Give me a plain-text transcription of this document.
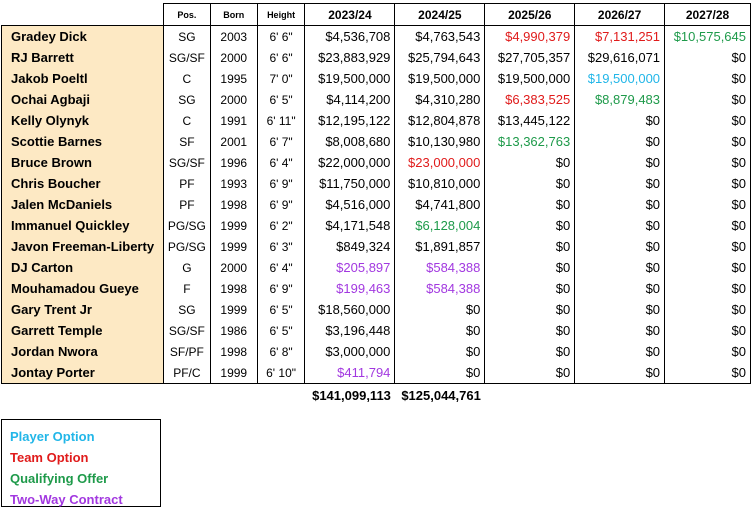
	Pos.	Born	Height	2023/24	2024/25	2025/26	2026/27	2027/28
Gradey Dick	SG	2003	6' 6"	$4,536,708	$4,763,543	$4,990,379	$7,131,251	$10,575,645
RJ Barrett	SG/SF	2000	6' 6"	$23,883,929	$25,794,643	$27,705,357	$29,616,071	$0
Jakob Poeltl	C	1995	7' 0"	$19,500,000	$19,500,000	$19,500,000	$19,500,000	$0
Ochai Agbaji	SG	2000	6' 5"	$4,114,200	$4,310,280	$6,383,525	$8,879,483	$0
Kelly Olynyk	C	1991	6' 11"	$12,195,122	$12,804,878	$13,445,122	$0	$0
Scottie Barnes	SF	2001	6' 7"	$8,008,680	$10,130,980	$13,362,763	$0	$0
Bruce Brown	SG/SF	1996	6' 4"	$22,000,000	$23,000,000	$0	$0	$0
Chris Boucher	PF	1993	6' 9"	$11,750,000	$10,810,000	$0	$0	$0
Jalen McDaniels	PF	1998	6' 9"	$4,516,000	$4,741,800	$0	$0	$0
Immanuel Quickley	PG/SG	1999	6' 2"	$4,171,548	$6,128,004	$0	$0	$0
Javon Freeman-Liberty	PG/SG	1999	6' 3"	$849,324	$1,891,857	$0	$0	$0
DJ Carton	G	2000	6' 4"	$205,897	$584,388	$0	$0	$0
Mouhamadou Gueye	F	1998	6' 9"	$199,463	$584,388	$0	$0	$0
Gary Trent Jr	SG	1999	6' 5"	$18,560,000	$0	$0	$0	$0
Garrett Temple	SG/SF	1986	6' 5"	$3,196,448	$0	$0	$0	$0
Jordan Nwora	SF/PF	1998	6' 8"	$3,000,000	$0	$0	$0	$0
Jontay Porter	PF/C	1999	6' 10"	$411,794	$0	$0	$0	$0
				$141,099,113	$125,044,761			
Player Option
Team Option
Qualifying Offer
Two-Way Contract
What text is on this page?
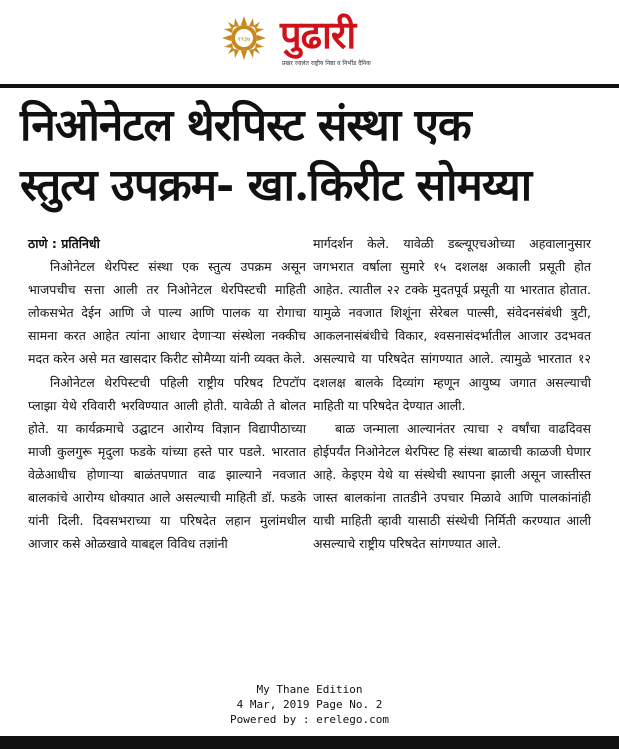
१९३७ पुढारी
प्रखर ज्वलंत राष्ट्रीय निष्ठा व निर्भीड दैनिक
निओनेटल थेरपिस्ट संस्था एक
स्तुत्य उपक्रम- खा.किरीट सोमय्या
ठाणे : प्रतिनिधी

निओनेटल थेरपिस्ट संस्था एक स्तुत्य उपक्रम असून भाजपचीच सत्ता आली तर निओनेटल थेरपिस्टची माहिती लोकसभेत देईन आणि जे पाल्य आणि पालक या रोगाचा सामना करत आहेत त्यांना आधार देणाऱ्या संस्थेला नक्कीच मदत करेन असे मत खासदार किरीट सोमैय्या यांनी व्यक्त केले.

निओनेटल थेरपिस्टची पहिली राष्ट्रीय परिषद टिपटॉप प्लाझा येथे रविवारी भरविण्यात आली होती. यावेळी ते बोलत होते. या कार्यक्रमाचे उद्घाटन आरोग्य विज्ञान विद्यापीठाच्या माजी कुलगुरू मृदुला फडके यांच्या हस्ते पार पडले. भारतात वेळेआधीच होणाऱ्या बाळंतपणात वाढ झाल्याने नवजात बालकांचे आरोग्य धोक्यात आले असल्याची माहिती डॉ. फडके यांनी दिली. दिवसभराच्या या परिषदेत लहान मुलांमधील आजार कसे ओळखावे याबद्दल विविध तज्ञांनी

मार्गदर्शन केले. यावेळी डब्ल्यूएचओच्या अहवालानुसार जगभरात वर्षाला सुमारे १५ दशलक्ष अकाली प्रसूती होत आहेत. त्यातील २२ टक्के मुदतपूर्व प्रसूती या भारतात होतात. यामुळे नवजात शिशूंना सेरेबल पाल्सी, संवेदनसंबंधी त्रुटी, आकलनासंबंधीचे विकार, श्वसनासंदर्भातील आजार उदभवत असल्याचे या परिषदेत सांगण्यात आले. त्यामुळे भारतात १२ दशलक्ष बालके दिव्यांग म्हणून आयुष्य जगात असल्याची माहिती या परिषदेत देण्यात आली.

बाळ जन्माला आल्यानंतर त्याचा २ वर्षांचा वाढदिवस होईपर्यंत निओनेटल थेरपिस्ट हि संस्था बाळाची काळजी घेणार आहे. केइएम येथे या संस्थेची स्थापना झाली असून जास्तीस्त जास्त बालकांना तातडीने उपचार मिळावे आणि पालकांनांही याची माहिती व्हावी यासाठी संस्थेची निर्मिती करण्यात आली असल्याचे राष्ट्रीय परिषदेत सांगण्यात आले.

My Thane Edition
4 Mar, 2019 Page No. 2
Powered by : erelego.com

=====

◆ **WHAT TO DO**
Without the pictures, repeat all the records word for word.

◆ **SOLUTION TO THIS PROBLEM**
Give me a plain-text transcription of this document.
	Pos.	Born	Height	2023/24	2024/25	2025/26	2026/27	2027/28
Gradey Dick	SG	2003	6' 6"	$4,536,708	$4,763,543	$4,990,379	$7,131,251	$10,575,645
RJ Barrett	SG/SF	2000	6' 6"	$23,883,929	$25,794,643	$27,705,357	$29,616,071	$0
Jakob Poeltl	C	1995	7' 0"	$19,500,000	$19,500,000	$19,500,000	$19,500,000	$0
Ochai Agbaji	SG	2000	6' 5"	$4,114,200	$4,310,280	$6,383,525	$8,879,483	$0
Kelly Olynyk	C	1991	6' 11"	$12,195,122	$12,804,878	$13,445,122	$0	$0
Scottie Barnes	SF	2001	6' 7"	$8,008,680	$10,130,980	$13,362,763	$0	$0
Bruce Brown	SG/SF	1996	6' 4"	$22,000,000	$23,000,000	$0	$0	$0
Chris Boucher	PF	1993	6' 9"	$11,750,000	$10,810,000	$0	$0	$0
Jalen McDaniels	PF	1998	6' 9"	$4,516,000	$4,741,800	$0	$0	$0
Immanuel Quickley	PG/SG	1999	6' 2"	$4,171,548	$6,128,004	$0	$0	$0
Javon Freeman-Liberty	PG/SG	1999	6' 3"	$849,324	$1,891,857	$0	$0	$0
DJ Carton	G	2000	6' 4"	$205,897	$584,388	$0	$0	$0
Mouhamadou Gueye	F	1998	6' 9"	$199,463	$584,388	$0	$0	$0
Gary Trent Jr	SG	1999	6' 5"	$18,560,000	$0	$0	$0	$0
Garrett Temple	SG/SF	1986	6' 5"	$3,196,448	$0	$0	$0	$0
Jordan Nwora	SF/PF	1998	6' 8"	$3,000,000	$0	$0	$0	$0
Jontay Porter	PF/C	1999	6' 10"	$411,794	$0	$0	$0	$0
				$141,099,113	$125,044,761			
Player Option
Team Option
Qualifying Offer
Two-Way Contract
What text is on this page?
१९३७ पुढारी
प्रखर ज्वलंत राष्ट्रीय निष्ठा व निर्भीड दैनिक
निओनेटल थेरपिस्ट संस्था एक
स्तुत्य उपक्रम- खा.किरीट सोमय्या
ठाणे : प्रतिनिधी

निओनेटल थेरपिस्ट संस्था एक स्तुत्य उपक्रम असून भाजपचीच सत्ता आली तर निओनेटल थेरपिस्टची माहिती लोकसभेत देईन आणि जे पाल्य आणि पालक या रोगाचा सामना करत आहेत त्यांना आधार देणाऱ्या संस्थेला नक्कीच मदत करेन असे मत खासदार किरीट सोमैय्या यांनी व्यक्त केले.

निओनेटल थेरपिस्टची पहिली राष्ट्रीय परिषद टिपटॉप प्लाझा येथे रविवारी भरविण्यात आली होती. यावेळी ते बोलत होते. या कार्यक्रमाचे उद्घाटन आरोग्य विज्ञान विद्यापीठाच्या माजी कुलगुरू मृदुला फडके यांच्या हस्ते पार पडले. भारतात वेळेआधीच होणाऱ्या बाळंतपणात वाढ झाल्याने नवजात बालकांचे आरोग्य धोक्यात आले असल्याची माहिती डॉ. फडके यांनी दिली. दिवसभराच्या या परिषदेत लहान मुलांमधील आजार कसे ओळखावे याबद्दल विविध तज्ञांनी

मार्गदर्शन केले. यावेळी डब्ल्यूएचओच्या अहवालानुसार जगभरात वर्षाला सुमारे १५ दशलक्ष अकाली प्रसूती होत आहेत. त्यातील २२ टक्के मुदतपूर्व प्रसूती या भारतात होतात. यामुळे नवजात शिशूंना सेरेबल पाल्सी, संवेदनसंबंधी त्रुटी, आकलनासंबंधीचे विकार, श्वसनासंदर्भातील आजार उदभवत असल्याचे या परिषदेत सांगण्यात आले. त्यामुळे भारतात १२ दशलक्ष बालके दिव्यांग म्हणून आयुष्य जगात असल्याची माहिती या परिषदेत देण्यात आली.

बाळ जन्माला आल्यानंतर त्याचा २ वर्षांचा वाढदिवस होईपर्यंत निओनेटल थेरपिस्ट हि संस्था बाळाची काळजी घेणार आहे. केइएम येथे या संस्थेची स्थापना झाली असून जास्तीस्त जास्त बालकांना तातडीने उपचार मिळावे आणि पालकांनांही याची माहिती व्हावी यासाठी संस्थेची निर्मिती करण्यात आली असल्याचे राष्ट्रीय परिषदेत सांगण्यात आले.

My Thane Edition
4 Mar, 2019 Page No. 2
Powered by : erelego.com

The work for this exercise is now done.